Everything in the listing except the pictures should be written out exactly.

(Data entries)
↓
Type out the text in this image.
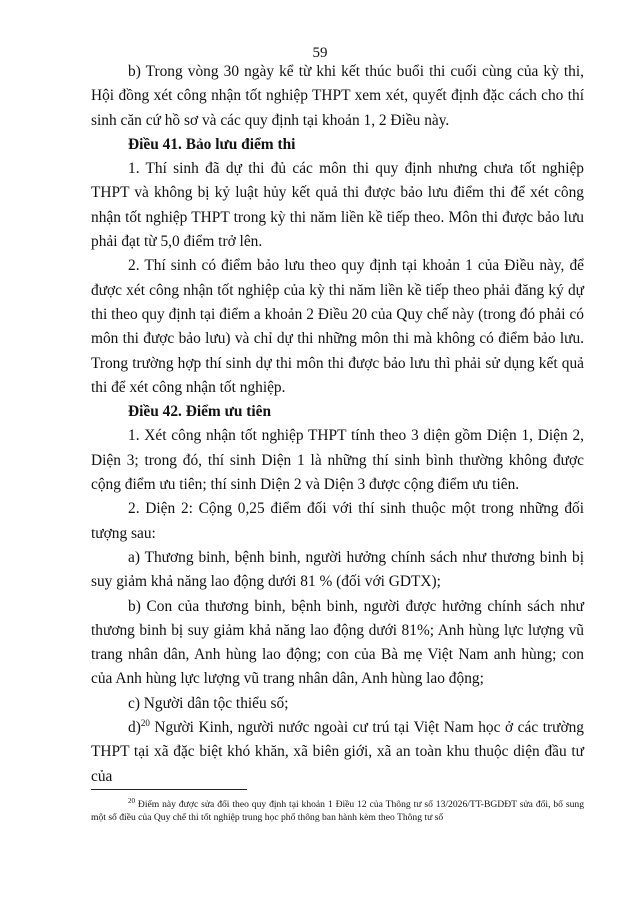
59

b) Trong vòng 30 ngày kể từ khi kết thúc buổi thi cuối cùng của kỳ thi, Hội đồng xét công nhận tốt nghiệp THPT xem xét, quyết định đặc cách cho thí sinh căn cứ hồ sơ và các quy định tại khoản 1, 2 Điều này.

Điều 41. Bảo lưu điểm thi

1. Thí sinh đã dự thi đủ các môn thi quy định nhưng chưa tốt nghiệp THPT và không bị kỷ luật hủy kết quả thi được bảo lưu điểm thi để xét công nhận tốt nghiệp THPT trong kỳ thi năm liền kề tiếp theo. Môn thi được bảo lưu phải đạt từ 5,0 điểm trở lên.

2. Thí sinh có điểm bảo lưu theo quy định tại khoản 1 của Điều này, để được xét công nhận tốt nghiệp của kỳ thi năm liền kề tiếp theo phải đăng ký dự thi theo quy định tại điểm a khoản 2 Điều 20 của Quy chế này (trong đó phải có môn thi được bảo lưu) và chỉ dự thi những môn thi mà không có điểm bảo lưu. Trong trường hợp thí sinh dự thi môn thi được bảo lưu thì phải sử dụng kết quả thi để xét công nhận tốt nghiệp.

Điều 42. Điểm ưu tiên

1. Xét công nhận tốt nghiệp THPT tính theo 3 diện gồm Diện 1, Diện 2, Diện 3; trong đó, thí sinh Diện 1 là những thí sinh bình thường không được cộng điểm ưu tiên; thí sinh Diện 2 và Diện 3 được cộng điểm ưu tiên.

2. Diện 2: Cộng 0,25 điểm đối với thí sinh thuộc một trong những đối tượng sau:

a) Thương binh, bệnh binh, người hưởng chính sách như thương binh bị suy giảm khả năng lao động dưới 81 % (đối với GDTX);

b) Con của thương binh, bệnh binh, người được hưởng chính sách như thương binh bị suy giảm khả năng lao động dưới 81%; Anh hùng lực lượng vũ trang nhân dân, Anh hùng lao động; con của Bà mẹ Việt Nam anh hùng; con của Anh hùng lực lượng vũ trang nhân dân, Anh hùng lao động;

c) Người dân tộc thiểu số;

d)$^{20}$ Người Kinh, người nước ngoài cư trú tại Việt Nam học ở các trường THPT tại xã đặc biệt khó khăn, xã biên giới, xã an toàn khu thuộc diện đầu tư của

$^{20}$ Điểm này được sửa đổi theo quy định tại khoản 1 Điều 12 của Thông tư số 13/2026/TT-BGDĐT sửa đổi, bổ sung một số điều của Quy chế thi tốt nghiệp trung học phổ thông ban hành kèm theo Thông tư số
↑
▶ **Problem solution**
Type out the text in this image.
59

b) Trong vòng 30 ngày kể từ khi kết thúc buổi thi cuối cùng của kỳ thi, Hội đồng xét công nhận tốt nghiệp THPT xem xét, quyết định đặc cách cho thí sinh căn cứ hồ sơ và các quy định tại khoản 1, 2 Điều này.

Điều 41. Bảo lưu điểm thi

1. Thí sinh đã dự thi đủ các môn thi quy định nhưng chưa tốt nghiệp THPT và không bị kỷ luật hủy kết quả thi được bảo lưu điểm thi để xét công nhận tốt nghiệp THPT trong kỳ thi năm liền kề tiếp theo. Môn thi được bảo lưu phải đạt từ 5,0 điểm trở lên.

2. Thí sinh có điểm bảo lưu theo quy định tại khoản 1 của Điều này, để được xét công nhận tốt nghiệp của kỳ thi năm liền kề tiếp theo phải đăng ký dự thi theo quy định tại điểm a khoản 2 Điều 20 của Quy chế này (trong đó phải có môn thi được bảo lưu) và chỉ dự thi những môn thi mà không có điểm bảo lưu. Trong trường hợp thí sinh dự thi môn thi được bảo lưu thì phải sử dụng kết quả thi để xét công nhận tốt nghiệp.

Điều 42. Điểm ưu tiên

1. Xét công nhận tốt nghiệp THPT tính theo 3 diện gồm Diện 1, Diện 2, Diện 3; trong đó, thí sinh Diện 1 là những thí sinh bình thường không được cộng điểm ưu tiên; thí sinh Diện 2 và Diện 3 được cộng điểm ưu tiên.

2. Diện 2: Cộng 0,25 điểm đối với thí sinh thuộc một trong những đối tượng sau:

a) Thương binh, bệnh binh, người hưởng chính sách như thương binh bị suy giảm khả năng lao động dưới 81 % (đối với GDTX);

b) Con của thương binh, bệnh binh, người được hưởng chính sách như thương binh bị suy giảm khả năng lao động dưới 81%; Anh hùng lực lượng vũ trang nhân dân, Anh hùng lao động; con của Bà mẹ Việt Nam anh hùng; con của Anh hùng lực lượng vũ trang nhân dân, Anh hùng lao động;

c) Người dân tộc thiểu số;

d)$^{20}$ Người Kinh, người nước ngoài cư trú tại Việt Nam học ở các trường THPT tại xã đặc biệt khó khăn, xã biên giới, xã an toàn khu thuộc diện đầu tư của

$^{20}$ Điểm này được sửa đổi theo quy định tại khoản 1 Điều 12 của Thông tư số 13/2026/TT-BGDĐT sửa đổi, bổ sung một số điều của Quy chế thi tốt nghiệp trung học phổ thông ban hành kèm theo Thông tư số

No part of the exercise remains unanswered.